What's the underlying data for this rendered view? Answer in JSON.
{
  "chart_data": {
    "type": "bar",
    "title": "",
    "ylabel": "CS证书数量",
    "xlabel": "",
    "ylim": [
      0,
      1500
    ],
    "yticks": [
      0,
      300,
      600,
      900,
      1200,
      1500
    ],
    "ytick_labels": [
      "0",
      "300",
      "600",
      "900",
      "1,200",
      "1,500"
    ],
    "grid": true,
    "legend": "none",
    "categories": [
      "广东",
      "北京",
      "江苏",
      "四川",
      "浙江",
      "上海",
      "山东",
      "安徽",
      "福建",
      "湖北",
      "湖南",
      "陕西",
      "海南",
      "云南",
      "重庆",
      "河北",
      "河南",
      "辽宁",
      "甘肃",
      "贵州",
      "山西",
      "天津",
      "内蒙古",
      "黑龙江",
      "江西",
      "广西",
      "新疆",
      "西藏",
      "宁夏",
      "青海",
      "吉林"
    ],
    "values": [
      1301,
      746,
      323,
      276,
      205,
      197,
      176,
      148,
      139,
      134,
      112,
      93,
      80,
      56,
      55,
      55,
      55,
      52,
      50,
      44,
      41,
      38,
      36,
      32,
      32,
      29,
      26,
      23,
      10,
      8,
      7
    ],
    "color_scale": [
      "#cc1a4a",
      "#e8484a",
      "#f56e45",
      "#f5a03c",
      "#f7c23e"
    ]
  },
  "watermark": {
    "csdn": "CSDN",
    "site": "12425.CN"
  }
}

- - - - -

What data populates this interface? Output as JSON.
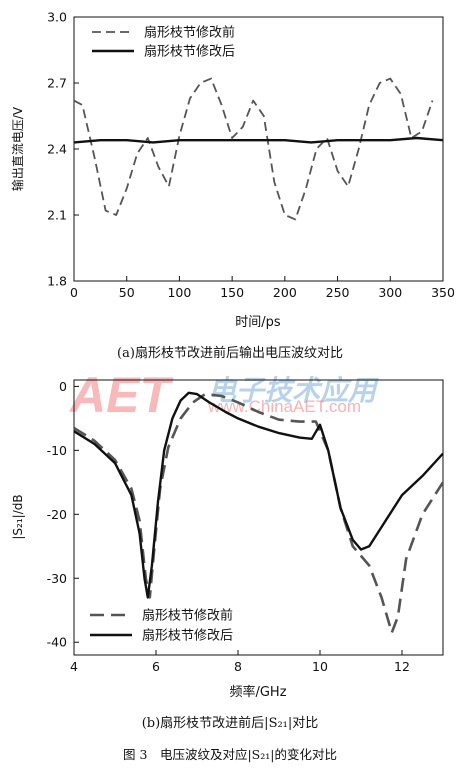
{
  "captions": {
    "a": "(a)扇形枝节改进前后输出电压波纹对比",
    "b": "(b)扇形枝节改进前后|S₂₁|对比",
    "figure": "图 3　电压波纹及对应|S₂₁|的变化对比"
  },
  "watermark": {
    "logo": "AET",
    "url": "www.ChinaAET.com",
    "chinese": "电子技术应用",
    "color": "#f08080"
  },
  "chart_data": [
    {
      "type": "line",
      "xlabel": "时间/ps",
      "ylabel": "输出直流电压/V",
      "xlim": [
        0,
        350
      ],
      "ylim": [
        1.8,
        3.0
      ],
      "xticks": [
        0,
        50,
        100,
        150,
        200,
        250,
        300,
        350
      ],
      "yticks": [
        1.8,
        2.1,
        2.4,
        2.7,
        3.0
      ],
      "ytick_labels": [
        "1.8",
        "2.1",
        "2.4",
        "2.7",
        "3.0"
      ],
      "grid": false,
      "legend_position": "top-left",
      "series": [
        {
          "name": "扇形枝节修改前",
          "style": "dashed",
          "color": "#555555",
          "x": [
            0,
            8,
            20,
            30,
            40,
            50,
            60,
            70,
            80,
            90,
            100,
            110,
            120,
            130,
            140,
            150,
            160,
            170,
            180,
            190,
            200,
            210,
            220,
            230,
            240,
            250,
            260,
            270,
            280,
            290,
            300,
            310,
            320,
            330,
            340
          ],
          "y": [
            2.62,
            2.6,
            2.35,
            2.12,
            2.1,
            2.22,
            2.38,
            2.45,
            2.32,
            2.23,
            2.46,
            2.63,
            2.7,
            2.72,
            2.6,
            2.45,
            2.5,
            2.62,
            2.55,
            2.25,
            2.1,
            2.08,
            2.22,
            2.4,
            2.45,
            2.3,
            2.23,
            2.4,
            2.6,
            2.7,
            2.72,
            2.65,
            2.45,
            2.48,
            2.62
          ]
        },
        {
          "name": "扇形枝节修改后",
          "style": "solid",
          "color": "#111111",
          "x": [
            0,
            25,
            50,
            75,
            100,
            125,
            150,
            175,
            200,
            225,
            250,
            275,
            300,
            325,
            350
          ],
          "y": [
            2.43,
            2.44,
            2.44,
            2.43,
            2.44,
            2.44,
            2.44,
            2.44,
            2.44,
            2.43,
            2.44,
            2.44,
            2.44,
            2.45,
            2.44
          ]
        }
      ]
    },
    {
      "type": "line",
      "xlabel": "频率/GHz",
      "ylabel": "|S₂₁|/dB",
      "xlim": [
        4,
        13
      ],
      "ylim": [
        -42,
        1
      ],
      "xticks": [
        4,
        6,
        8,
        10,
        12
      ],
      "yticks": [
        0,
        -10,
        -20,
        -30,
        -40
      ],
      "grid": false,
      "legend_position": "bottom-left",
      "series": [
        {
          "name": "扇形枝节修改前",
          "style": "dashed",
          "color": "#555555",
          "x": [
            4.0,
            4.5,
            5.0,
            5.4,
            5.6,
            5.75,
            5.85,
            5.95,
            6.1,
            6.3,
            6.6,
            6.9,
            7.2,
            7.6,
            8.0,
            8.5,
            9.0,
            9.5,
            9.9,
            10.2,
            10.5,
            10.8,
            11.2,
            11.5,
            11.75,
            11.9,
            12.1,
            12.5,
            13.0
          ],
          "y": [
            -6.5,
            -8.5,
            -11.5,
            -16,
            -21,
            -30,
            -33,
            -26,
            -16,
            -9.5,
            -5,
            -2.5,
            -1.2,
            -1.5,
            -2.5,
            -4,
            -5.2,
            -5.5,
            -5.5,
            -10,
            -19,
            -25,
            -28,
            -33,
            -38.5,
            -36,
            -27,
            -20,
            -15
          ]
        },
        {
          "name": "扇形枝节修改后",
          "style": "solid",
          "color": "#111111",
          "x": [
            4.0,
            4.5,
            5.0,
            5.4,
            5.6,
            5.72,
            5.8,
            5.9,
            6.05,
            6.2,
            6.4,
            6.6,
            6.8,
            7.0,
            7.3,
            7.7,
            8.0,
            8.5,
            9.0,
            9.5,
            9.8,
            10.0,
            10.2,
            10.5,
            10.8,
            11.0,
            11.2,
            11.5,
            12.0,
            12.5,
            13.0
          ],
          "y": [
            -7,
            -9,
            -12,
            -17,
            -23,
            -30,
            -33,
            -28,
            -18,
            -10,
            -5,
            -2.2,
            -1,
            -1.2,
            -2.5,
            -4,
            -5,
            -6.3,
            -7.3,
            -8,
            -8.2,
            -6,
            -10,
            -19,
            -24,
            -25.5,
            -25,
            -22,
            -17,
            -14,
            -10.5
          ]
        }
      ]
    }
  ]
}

- - - - -

Only the number is wanted: how many lines in the data include the string "left"?

2